Loading was applied through the retraction of piezoelectric actuator to pull the test chip through the pinhole. Loads were measured by a capacitor load cell with a resolution of less than 0.1 mN. The displacement is transmitted to the displacement sensor beam and the strain can be calculated from the difference of displacement in load sensor readout.

Tensile force is applied on the specimen by adding a displacement on one end of the chip while the other end is held fixed. The displacement is transmitted to the displacement sensor beam by the specimen and causes a deflection on the displacement sensor beam. The force F on the film specimen is defined as F = kd, where k is the spring constant of the combination of force sensor beam and linked capacitor senor, and d is the beam deflection, it can also be measured from the capacitive displacement senor. Figure 3 shows the calibration figures of displacement versus voltage measurement of capacitive senor and thus the spring constant of the load versus senor measurement can be calibrated. For the stress and strain calculations of the freestanding thin film, the dimension of each test sample is individually measured. The thickness of each tested thin film is also measured by a profilometer. Strain is determined from that measure the distance between the left marker A and the right marker B with a resolution of ±10.0 nm.

the calibration figures of displacement versus voltage measurement of capacitive senor

Fig. 3- the calibration figures of displacement versus voltage measurement of capacitive senor

Simultaneously, external microscope with CCD camera is equipped to acquire in situ image for study during testing. Tension-tension type fatigue tests were utilized in this study due to the inability of thin film tensile structures to support compressive loads. Initial experimental parameters were determined based on results from monotonic tensile testing. Two parameters, displacement amplitude (A) and mean displacement (d) were varied in a systematic manner. Figure 4 and 5 schematically shows how the triangular waveform sent to the piezoelectric actuator was varied in the experiments. Figure 4 and Figure 5 show experiments where constant displacement amplitude, Ao was maintained while the mean displacement was varied from do to d1. One experimental constraint to note is that in order to maintain either tension-tension or tension-zero experiments, the displacement amplitude may not be more than two times the mean displacement.

..........

- Parts of the exercise -
• a. In the thin film testing text, what is the resolution of the capacitor load cell used to measure loads?
• b. Rewrite the thin film testing text from "Loading was applied" up to and including "load sensor readout.", changing "test chip" to "test specimen".
• c. Extend the thin film testing text, starting right after its final sentence.

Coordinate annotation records
..........

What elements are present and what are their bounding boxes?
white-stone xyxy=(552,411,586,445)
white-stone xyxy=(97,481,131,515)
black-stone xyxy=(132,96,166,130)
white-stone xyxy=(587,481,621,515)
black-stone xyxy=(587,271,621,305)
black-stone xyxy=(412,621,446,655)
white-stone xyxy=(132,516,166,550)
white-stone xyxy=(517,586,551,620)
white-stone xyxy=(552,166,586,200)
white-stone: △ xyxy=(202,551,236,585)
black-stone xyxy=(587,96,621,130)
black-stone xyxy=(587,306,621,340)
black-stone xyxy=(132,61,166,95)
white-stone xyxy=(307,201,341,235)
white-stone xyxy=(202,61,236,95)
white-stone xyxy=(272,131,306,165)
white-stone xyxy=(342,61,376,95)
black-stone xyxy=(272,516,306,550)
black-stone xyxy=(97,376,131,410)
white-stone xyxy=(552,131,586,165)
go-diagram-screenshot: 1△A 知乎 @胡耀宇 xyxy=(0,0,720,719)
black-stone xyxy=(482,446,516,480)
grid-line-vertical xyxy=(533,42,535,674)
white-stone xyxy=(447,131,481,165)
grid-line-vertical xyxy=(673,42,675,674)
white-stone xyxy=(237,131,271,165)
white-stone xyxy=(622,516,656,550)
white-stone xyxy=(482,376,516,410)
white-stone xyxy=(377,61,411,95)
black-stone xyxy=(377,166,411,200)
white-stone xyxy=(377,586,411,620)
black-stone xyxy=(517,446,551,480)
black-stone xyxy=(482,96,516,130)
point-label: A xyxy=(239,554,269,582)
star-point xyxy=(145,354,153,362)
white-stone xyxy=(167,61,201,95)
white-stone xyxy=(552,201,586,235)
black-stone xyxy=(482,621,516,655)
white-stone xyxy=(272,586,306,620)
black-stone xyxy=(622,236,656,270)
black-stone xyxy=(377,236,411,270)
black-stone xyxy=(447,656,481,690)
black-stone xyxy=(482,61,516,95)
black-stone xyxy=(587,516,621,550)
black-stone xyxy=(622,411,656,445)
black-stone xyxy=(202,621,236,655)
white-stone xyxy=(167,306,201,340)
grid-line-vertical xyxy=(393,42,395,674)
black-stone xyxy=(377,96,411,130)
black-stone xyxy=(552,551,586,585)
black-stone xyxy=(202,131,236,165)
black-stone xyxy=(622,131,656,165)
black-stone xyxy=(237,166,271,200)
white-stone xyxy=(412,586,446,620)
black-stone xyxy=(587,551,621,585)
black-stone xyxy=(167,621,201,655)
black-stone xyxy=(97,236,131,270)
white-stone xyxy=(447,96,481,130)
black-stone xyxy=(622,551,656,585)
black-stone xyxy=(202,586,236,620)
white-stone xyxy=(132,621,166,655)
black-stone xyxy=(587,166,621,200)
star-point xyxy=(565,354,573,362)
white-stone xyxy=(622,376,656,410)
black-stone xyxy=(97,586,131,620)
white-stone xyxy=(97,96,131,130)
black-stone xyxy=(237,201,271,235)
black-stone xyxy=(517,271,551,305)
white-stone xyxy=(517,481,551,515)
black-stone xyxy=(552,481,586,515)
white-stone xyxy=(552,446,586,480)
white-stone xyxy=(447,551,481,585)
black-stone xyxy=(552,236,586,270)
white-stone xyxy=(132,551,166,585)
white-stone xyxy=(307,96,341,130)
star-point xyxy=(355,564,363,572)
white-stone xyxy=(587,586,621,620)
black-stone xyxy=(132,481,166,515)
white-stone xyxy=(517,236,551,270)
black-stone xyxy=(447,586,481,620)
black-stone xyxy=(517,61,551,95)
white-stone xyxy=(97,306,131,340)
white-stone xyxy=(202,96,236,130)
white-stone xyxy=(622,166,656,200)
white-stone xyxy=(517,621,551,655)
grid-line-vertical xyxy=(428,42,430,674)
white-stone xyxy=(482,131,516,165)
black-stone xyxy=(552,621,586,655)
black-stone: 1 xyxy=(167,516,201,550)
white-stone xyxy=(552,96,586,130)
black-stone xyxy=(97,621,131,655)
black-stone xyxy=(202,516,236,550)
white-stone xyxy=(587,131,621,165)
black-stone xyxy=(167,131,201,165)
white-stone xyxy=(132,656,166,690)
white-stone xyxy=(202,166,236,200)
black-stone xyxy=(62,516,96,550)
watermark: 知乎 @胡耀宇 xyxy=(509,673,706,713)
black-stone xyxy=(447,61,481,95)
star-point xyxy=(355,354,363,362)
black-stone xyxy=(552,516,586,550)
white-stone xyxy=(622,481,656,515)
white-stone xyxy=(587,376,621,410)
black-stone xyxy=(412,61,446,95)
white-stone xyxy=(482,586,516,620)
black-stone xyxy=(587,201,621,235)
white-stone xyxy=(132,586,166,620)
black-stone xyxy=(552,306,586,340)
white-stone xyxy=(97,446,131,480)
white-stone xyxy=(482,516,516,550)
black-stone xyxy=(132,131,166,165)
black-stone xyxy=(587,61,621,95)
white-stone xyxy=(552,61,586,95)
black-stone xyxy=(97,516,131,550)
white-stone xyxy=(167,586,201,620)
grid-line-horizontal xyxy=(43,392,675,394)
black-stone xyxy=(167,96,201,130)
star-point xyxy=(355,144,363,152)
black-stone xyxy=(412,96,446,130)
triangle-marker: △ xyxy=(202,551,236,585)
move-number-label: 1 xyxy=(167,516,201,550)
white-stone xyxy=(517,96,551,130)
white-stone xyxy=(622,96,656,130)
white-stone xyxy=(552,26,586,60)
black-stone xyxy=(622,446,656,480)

..........

- Exercise answers -
• a. Less than 0.1 mN.

• b.
Loading was applied through the retraction of piezoelectric actuator to pull the test specimen through the pinhole. Loads were measured by a capacitor load cell with a resolution of less than 0.1 mN. The displacement is transmitted to the displacement sensor beam and the strain can be calculated from the difference of displacement in load sensor readout.

• c.
schematic of fatigue experiments I

Fig. 4 schematic of fatigue experiments I

 schematic of fatigue experiments II

Fig 5 schematic of fatigue experiments II

RESULTS

Tension-tension fatigue testing results

The prior studies for fine grain size metal film fatigue [10] suggested that a free-standing tensile-type test, among other benefits, offers results which may be directly interpreted and affords ease of fatigue analysis. However, both qualities are important at a size scale where neither material properties nor testing methods are well established. Tension-tension type cyclic tests were utilized in this study due to the inability of thin film tensile structures to support compressive loads. It is clear that fatigue lifetime is dependent on both fluctuated load amplitude and overall mean stress. A detail study on mean stress versus loading cycles, fatigue cycles versus sample elongation of 500 nm and 900 nm thick copper thin film were perform to investigate their tensile fatigue behavior.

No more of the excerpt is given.